# Information given
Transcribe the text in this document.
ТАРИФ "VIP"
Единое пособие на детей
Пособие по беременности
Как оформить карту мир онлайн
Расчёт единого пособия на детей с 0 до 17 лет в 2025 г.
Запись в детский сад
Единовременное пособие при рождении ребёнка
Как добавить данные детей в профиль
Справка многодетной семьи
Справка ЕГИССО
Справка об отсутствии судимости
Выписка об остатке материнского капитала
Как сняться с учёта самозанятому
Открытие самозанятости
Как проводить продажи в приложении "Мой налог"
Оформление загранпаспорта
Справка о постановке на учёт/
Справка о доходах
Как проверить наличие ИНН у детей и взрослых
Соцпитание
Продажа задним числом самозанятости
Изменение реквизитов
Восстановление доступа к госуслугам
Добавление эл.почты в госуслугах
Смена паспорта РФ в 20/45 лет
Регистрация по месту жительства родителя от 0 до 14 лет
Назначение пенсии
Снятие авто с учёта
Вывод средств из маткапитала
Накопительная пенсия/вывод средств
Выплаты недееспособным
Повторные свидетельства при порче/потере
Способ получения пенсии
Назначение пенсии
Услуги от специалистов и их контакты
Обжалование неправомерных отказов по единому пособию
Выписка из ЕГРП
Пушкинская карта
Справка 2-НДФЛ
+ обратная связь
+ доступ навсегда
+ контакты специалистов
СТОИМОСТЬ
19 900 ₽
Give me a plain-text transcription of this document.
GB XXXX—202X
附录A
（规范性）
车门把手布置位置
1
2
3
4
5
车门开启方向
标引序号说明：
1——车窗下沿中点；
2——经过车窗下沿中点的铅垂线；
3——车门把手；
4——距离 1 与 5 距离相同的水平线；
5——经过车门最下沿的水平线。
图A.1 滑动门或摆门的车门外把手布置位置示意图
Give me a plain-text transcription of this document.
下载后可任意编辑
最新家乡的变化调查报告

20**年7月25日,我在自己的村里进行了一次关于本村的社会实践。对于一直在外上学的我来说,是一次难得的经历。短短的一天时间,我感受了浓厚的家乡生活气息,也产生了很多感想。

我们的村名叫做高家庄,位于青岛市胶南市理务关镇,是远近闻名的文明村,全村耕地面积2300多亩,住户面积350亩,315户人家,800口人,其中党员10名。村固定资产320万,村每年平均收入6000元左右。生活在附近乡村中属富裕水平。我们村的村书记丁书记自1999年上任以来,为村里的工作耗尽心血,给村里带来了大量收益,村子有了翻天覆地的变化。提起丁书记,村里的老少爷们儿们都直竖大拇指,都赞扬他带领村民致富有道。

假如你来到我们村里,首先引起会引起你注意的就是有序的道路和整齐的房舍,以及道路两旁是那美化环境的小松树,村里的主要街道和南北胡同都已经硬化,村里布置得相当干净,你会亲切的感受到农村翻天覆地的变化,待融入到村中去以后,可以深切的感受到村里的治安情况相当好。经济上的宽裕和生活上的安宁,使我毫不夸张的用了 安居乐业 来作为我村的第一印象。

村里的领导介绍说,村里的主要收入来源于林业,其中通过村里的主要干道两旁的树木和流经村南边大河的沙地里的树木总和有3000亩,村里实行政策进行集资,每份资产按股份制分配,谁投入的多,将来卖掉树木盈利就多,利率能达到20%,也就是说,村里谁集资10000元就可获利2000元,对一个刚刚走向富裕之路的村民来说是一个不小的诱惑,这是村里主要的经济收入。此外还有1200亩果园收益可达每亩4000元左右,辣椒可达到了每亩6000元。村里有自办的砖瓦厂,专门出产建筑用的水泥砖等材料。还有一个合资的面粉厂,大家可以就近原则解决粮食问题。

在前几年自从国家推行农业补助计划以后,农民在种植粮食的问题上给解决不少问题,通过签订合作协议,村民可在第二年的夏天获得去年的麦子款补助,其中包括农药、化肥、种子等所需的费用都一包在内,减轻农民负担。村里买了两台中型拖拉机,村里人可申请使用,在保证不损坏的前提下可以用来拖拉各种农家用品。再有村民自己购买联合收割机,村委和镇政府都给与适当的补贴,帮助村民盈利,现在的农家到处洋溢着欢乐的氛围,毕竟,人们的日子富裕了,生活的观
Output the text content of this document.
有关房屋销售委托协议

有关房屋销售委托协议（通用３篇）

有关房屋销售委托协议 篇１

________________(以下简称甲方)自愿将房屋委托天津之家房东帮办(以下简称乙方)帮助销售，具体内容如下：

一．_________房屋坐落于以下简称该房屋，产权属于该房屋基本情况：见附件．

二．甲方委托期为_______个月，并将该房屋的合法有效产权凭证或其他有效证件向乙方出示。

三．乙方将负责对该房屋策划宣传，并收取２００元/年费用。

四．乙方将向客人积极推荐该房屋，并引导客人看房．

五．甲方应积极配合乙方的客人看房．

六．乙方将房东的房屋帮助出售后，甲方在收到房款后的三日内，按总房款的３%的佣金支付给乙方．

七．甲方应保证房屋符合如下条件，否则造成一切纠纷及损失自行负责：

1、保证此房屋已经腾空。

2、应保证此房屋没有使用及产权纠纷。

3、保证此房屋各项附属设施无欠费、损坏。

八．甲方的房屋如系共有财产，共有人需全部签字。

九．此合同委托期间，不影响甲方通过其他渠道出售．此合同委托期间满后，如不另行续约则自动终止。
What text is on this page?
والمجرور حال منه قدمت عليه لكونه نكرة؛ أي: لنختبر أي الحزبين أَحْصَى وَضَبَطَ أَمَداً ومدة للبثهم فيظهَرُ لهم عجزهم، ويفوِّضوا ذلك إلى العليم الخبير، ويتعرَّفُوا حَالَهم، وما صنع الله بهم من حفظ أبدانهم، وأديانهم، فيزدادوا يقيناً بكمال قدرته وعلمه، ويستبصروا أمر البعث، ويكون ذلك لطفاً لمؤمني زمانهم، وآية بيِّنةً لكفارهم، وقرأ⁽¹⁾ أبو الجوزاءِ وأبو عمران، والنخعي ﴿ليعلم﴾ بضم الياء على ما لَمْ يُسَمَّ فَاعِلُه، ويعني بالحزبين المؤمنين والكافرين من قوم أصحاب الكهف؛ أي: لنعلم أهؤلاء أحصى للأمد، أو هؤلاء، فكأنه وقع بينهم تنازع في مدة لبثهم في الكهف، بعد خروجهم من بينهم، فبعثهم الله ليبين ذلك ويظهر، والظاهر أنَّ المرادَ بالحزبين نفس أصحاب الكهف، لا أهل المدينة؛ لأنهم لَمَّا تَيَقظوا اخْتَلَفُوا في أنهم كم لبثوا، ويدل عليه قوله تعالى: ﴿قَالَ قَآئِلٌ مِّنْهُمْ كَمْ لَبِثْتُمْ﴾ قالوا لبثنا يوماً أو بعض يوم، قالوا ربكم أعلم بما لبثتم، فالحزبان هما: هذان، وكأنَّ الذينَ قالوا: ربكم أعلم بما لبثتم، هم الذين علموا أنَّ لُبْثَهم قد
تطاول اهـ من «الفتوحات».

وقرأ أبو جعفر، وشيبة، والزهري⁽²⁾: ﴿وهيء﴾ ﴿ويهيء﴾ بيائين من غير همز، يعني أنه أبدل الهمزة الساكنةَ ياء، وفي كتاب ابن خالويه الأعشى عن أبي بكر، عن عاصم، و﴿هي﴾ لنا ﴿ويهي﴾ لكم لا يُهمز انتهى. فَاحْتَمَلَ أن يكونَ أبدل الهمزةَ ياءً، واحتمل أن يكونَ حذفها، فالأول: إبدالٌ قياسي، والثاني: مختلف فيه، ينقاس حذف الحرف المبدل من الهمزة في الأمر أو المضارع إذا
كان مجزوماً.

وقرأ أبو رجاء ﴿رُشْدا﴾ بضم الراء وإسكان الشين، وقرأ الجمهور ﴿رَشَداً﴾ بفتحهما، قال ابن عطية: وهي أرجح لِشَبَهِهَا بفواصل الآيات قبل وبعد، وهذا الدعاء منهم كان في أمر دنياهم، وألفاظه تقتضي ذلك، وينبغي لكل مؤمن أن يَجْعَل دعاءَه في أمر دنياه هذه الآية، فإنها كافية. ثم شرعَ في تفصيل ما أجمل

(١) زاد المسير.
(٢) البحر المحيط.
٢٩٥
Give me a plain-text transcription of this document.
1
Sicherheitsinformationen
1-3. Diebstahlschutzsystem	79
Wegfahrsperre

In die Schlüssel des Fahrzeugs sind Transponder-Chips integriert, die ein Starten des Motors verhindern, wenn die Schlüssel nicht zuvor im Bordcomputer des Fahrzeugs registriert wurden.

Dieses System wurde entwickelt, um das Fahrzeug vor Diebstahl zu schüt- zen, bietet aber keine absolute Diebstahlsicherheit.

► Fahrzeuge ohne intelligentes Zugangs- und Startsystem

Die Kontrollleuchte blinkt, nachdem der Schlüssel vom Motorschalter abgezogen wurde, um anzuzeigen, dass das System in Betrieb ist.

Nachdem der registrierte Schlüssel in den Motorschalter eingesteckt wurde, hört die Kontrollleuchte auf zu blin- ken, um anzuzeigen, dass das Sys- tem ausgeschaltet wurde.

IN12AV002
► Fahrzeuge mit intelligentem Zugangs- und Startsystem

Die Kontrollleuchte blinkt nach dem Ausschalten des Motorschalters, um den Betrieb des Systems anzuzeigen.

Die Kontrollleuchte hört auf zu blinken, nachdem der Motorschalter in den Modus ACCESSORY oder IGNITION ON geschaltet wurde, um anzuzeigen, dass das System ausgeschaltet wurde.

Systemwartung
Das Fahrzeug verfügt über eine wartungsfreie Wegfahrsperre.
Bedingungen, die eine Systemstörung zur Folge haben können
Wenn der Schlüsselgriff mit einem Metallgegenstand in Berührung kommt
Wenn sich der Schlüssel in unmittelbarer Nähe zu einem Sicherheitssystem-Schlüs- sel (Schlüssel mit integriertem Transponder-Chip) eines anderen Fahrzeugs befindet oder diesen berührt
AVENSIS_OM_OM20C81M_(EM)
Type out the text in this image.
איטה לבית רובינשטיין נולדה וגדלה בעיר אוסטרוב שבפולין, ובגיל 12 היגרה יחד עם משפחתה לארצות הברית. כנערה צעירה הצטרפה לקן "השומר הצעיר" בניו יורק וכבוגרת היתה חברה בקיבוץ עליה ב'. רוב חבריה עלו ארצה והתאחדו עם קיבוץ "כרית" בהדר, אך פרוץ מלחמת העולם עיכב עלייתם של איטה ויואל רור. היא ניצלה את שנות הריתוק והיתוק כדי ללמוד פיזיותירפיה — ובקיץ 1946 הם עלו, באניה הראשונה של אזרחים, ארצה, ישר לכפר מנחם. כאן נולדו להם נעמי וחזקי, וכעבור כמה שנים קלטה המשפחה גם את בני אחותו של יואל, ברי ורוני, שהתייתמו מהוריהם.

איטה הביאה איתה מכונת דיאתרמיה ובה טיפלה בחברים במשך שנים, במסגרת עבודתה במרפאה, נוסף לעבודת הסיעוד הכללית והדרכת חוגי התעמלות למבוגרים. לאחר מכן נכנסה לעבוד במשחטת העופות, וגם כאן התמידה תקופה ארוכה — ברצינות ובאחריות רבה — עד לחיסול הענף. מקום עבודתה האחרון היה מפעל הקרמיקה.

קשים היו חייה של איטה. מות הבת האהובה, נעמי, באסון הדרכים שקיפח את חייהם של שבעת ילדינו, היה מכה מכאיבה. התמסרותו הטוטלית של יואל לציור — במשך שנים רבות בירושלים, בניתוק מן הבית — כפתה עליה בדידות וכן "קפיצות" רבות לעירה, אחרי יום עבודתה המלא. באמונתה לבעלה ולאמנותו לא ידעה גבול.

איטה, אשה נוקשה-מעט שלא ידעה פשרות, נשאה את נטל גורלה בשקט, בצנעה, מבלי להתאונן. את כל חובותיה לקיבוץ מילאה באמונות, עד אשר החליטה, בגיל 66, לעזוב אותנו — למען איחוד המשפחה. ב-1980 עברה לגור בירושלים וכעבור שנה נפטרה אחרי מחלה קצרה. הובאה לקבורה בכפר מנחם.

# Work to be completed
Search the data for "hört". Copy every matching line.

# Task answer
Nachdem der registrierte Schlüssel in den Motorschalter eingesteckt wurde, hört die Kontrollleuchte auf zu blin- ken, um anzuzeigen, dass das Sys- tem ausgeschaltet wurde.
Die Kontrollleuchte hört auf zu blinken, nachdem der Motorschalter in den Modus ACCESSORY oder IGNITION ON geschaltet wurde, um anzuzeigen, dass das System ausgeschaltet wurde.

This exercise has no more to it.